> [AIM OF THE EXERCISE]:
Would it be possible to quote, exactly and in full, the lines from the one with "Give me a plain-text" through the end of the entries below?
:::
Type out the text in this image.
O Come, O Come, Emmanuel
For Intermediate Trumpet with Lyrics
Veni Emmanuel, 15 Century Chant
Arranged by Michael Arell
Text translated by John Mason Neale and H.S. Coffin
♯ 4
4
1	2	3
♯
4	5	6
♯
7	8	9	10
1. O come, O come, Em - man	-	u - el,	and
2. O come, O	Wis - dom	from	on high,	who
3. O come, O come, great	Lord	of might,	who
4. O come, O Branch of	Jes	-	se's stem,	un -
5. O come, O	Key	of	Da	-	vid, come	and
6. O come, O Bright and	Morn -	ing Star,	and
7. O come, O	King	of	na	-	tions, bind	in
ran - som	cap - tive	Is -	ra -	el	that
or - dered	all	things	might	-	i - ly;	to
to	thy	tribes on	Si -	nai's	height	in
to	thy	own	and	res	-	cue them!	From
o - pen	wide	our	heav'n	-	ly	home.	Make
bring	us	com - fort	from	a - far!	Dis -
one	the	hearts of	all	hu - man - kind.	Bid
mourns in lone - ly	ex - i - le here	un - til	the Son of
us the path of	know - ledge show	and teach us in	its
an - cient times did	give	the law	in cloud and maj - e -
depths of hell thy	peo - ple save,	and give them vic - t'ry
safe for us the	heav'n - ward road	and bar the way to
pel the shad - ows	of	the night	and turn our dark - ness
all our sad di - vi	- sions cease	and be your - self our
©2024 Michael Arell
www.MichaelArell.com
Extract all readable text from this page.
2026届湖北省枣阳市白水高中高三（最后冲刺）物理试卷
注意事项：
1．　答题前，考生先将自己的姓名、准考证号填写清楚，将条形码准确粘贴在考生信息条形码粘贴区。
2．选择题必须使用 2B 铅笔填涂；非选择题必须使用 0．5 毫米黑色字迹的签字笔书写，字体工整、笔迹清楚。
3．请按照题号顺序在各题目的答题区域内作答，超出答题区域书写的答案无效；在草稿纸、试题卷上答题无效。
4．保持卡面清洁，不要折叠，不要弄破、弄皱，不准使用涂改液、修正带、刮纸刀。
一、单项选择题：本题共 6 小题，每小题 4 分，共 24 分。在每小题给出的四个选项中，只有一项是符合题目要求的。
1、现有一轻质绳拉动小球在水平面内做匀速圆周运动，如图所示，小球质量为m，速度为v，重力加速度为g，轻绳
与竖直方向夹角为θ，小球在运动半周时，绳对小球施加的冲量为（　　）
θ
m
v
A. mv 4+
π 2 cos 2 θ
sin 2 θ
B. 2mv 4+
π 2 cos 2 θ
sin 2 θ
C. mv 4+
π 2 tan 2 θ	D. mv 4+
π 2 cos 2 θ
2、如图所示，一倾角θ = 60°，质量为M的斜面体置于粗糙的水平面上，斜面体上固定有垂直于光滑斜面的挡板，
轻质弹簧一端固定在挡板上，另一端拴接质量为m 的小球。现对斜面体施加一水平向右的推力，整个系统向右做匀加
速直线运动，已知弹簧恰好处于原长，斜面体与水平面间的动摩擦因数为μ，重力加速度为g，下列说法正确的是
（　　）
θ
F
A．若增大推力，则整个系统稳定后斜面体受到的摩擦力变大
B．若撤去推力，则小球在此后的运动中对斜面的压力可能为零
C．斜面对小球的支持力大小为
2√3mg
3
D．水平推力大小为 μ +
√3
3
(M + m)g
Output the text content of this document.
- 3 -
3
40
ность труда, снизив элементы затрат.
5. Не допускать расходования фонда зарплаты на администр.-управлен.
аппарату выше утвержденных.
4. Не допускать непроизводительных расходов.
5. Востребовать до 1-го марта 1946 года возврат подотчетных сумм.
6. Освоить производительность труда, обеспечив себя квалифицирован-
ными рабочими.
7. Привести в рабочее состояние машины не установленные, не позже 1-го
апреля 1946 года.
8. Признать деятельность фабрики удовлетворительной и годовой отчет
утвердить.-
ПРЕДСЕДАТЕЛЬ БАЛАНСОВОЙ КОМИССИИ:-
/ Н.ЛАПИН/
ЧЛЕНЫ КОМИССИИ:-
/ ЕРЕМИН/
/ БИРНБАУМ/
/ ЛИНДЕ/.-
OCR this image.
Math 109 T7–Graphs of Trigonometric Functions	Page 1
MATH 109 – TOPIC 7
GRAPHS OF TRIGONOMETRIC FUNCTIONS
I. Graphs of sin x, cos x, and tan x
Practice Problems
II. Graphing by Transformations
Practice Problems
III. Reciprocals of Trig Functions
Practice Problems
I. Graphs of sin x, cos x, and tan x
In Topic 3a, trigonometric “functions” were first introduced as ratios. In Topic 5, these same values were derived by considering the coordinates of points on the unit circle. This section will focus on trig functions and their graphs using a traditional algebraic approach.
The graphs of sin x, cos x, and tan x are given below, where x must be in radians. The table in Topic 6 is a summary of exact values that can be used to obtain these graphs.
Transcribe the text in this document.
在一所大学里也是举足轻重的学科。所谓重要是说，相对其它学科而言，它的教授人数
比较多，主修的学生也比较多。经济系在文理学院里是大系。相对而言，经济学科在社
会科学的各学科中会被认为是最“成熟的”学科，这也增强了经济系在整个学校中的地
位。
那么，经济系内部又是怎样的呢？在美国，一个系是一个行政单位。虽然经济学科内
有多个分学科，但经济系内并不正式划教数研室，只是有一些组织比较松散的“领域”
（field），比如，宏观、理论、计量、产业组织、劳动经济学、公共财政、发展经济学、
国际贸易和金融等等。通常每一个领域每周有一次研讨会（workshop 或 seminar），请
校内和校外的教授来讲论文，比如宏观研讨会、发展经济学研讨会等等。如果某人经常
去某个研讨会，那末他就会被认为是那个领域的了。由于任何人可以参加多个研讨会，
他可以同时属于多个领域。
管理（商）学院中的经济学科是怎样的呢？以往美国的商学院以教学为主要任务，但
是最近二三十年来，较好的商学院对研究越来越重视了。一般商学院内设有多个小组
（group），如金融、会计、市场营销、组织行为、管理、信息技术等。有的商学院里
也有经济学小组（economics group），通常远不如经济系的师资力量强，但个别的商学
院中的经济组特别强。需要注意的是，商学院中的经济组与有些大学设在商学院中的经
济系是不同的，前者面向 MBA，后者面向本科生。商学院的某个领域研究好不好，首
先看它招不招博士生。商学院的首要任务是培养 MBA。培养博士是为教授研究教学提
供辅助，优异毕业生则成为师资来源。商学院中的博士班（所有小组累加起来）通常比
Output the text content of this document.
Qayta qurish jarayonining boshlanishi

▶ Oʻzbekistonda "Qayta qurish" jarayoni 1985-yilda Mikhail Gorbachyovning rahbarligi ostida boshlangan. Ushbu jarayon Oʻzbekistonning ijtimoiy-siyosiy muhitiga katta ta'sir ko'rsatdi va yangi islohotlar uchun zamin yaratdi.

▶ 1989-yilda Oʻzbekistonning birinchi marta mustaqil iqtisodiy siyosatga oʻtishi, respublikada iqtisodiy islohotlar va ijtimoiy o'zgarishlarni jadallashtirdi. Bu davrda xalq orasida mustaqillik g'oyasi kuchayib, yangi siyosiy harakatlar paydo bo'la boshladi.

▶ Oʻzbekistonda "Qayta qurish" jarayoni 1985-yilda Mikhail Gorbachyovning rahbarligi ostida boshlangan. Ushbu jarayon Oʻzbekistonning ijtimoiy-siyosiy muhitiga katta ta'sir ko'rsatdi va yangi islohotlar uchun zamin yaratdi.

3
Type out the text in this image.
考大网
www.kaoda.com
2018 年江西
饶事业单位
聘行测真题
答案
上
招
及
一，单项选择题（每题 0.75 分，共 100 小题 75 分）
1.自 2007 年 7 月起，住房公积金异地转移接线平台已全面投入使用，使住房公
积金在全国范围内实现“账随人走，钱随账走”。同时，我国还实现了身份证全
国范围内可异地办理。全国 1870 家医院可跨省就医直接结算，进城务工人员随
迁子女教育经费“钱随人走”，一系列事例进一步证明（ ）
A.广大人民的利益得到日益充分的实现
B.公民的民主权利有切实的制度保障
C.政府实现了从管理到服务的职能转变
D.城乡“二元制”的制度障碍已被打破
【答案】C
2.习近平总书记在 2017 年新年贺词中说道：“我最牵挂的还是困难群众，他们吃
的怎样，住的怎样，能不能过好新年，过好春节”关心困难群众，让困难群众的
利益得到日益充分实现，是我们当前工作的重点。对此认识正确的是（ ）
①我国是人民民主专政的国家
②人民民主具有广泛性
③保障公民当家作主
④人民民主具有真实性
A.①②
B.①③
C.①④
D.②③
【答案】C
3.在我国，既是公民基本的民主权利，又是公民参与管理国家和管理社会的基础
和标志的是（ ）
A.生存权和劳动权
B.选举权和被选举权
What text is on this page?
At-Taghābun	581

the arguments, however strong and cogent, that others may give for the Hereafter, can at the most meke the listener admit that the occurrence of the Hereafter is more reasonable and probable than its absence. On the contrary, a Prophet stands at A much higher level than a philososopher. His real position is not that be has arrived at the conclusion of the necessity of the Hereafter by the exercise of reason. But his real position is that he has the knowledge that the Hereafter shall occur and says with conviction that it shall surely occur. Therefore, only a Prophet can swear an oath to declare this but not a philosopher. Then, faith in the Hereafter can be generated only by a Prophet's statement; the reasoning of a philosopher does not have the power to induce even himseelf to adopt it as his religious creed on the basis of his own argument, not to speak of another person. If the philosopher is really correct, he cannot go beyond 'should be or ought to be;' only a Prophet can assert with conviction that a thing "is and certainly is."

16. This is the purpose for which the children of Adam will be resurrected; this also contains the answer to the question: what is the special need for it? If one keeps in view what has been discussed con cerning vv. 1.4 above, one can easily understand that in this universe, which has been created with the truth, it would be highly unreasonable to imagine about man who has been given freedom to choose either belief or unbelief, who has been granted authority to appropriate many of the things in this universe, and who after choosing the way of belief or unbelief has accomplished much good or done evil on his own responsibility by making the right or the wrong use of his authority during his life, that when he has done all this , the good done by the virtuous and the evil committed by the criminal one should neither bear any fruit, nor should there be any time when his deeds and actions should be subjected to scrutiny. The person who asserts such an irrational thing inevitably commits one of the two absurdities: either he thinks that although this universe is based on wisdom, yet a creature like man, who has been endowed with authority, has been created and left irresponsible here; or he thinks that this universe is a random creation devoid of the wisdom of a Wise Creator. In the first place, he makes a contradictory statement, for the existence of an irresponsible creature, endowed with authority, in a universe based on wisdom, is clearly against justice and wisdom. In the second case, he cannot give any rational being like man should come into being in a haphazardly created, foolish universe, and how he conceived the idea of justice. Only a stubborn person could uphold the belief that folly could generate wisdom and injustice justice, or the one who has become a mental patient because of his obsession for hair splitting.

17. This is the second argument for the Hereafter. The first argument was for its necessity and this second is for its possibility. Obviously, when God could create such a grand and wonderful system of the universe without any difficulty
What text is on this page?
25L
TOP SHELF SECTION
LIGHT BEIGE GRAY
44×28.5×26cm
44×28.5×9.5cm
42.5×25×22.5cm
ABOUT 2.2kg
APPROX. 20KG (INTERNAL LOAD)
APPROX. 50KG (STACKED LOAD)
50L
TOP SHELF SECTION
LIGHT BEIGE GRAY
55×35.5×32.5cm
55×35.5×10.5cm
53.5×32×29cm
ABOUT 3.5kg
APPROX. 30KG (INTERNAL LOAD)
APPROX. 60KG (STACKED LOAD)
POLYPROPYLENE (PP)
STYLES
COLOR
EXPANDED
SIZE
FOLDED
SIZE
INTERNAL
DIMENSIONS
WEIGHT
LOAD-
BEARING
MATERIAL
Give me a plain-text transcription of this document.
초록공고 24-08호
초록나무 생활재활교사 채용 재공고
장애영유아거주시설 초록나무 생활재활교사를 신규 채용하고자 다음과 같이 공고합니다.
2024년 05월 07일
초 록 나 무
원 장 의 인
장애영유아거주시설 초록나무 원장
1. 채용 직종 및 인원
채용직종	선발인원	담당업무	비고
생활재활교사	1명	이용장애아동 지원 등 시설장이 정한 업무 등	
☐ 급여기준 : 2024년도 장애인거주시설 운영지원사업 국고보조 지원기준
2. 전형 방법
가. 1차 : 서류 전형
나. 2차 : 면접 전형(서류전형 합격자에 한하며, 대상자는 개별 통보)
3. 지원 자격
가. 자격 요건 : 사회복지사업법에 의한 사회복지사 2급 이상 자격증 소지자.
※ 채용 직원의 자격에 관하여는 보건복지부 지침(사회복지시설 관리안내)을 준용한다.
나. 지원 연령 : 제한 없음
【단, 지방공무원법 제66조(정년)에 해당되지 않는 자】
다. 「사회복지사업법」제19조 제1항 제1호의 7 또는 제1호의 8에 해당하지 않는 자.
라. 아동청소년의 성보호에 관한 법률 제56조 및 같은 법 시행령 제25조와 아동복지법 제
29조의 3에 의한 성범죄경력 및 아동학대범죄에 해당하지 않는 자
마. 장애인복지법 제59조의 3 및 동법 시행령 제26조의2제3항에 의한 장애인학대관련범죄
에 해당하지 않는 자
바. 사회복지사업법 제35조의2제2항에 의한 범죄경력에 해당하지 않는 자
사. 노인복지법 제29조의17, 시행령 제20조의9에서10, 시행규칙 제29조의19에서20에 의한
:::
> [CORRECT RESPONSE]:
Give me a plain-text transcription of this document.
초록공고 24-08호
초록나무 생활재활교사 채용 재공고
장애영유아거주시설 초록나무 생활재활교사를 신규 채용하고자 다음과 같이 공고합니다.
2024년 05월 07일
초 록 나 무
원 장 의 인
장애영유아거주시설 초록나무 원장
1. 채용 직종 및 인원
채용직종	선발인원	담당업무	비고
생활재활교사	1명	이용장애아동 지원 등 시설장이 정한 업무 등	
☐ 급여기준 : 2024년도 장애인거주시설 운영지원사업 국고보조 지원기준
2. 전형 방법
가. 1차 : 서류 전형
나. 2차 : 면접 전형(서류전형 합격자에 한하며, 대상자는 개별 통보)
3. 지원 자격
가. 자격 요건 : 사회복지사업법에 의한 사회복지사 2급 이상 자격증 소지자.
※ 채용 직원의 자격에 관하여는 보건복지부 지침(사회복지시설 관리안내)을 준용한다.
나. 지원 연령 : 제한 없음
【단, 지방공무원법 제66조(정년)에 해당되지 않는 자】
다. 「사회복지사업법」제19조 제1항 제1호의 7 또는 제1호의 8에 해당하지 않는 자.
라. 아동청소년의 성보호에 관한 법률 제56조 및 같은 법 시행령 제25조와 아동복지법 제
29조의 3에 의한 성범죄경력 및 아동학대범죄에 해당하지 않는 자
마. 장애인복지법 제59조의 3 및 동법 시행령 제26조의2제3항에 의한 장애인학대관련범죄
에 해당하지 않는 자
바. 사회복지사업법 제35조의2제2항에 의한 범죄경력에 해당하지 않는 자
사. 노인복지법 제29조의17, 시행령 제20조의9에서10, 시행규칙 제29조의19에서20에 의한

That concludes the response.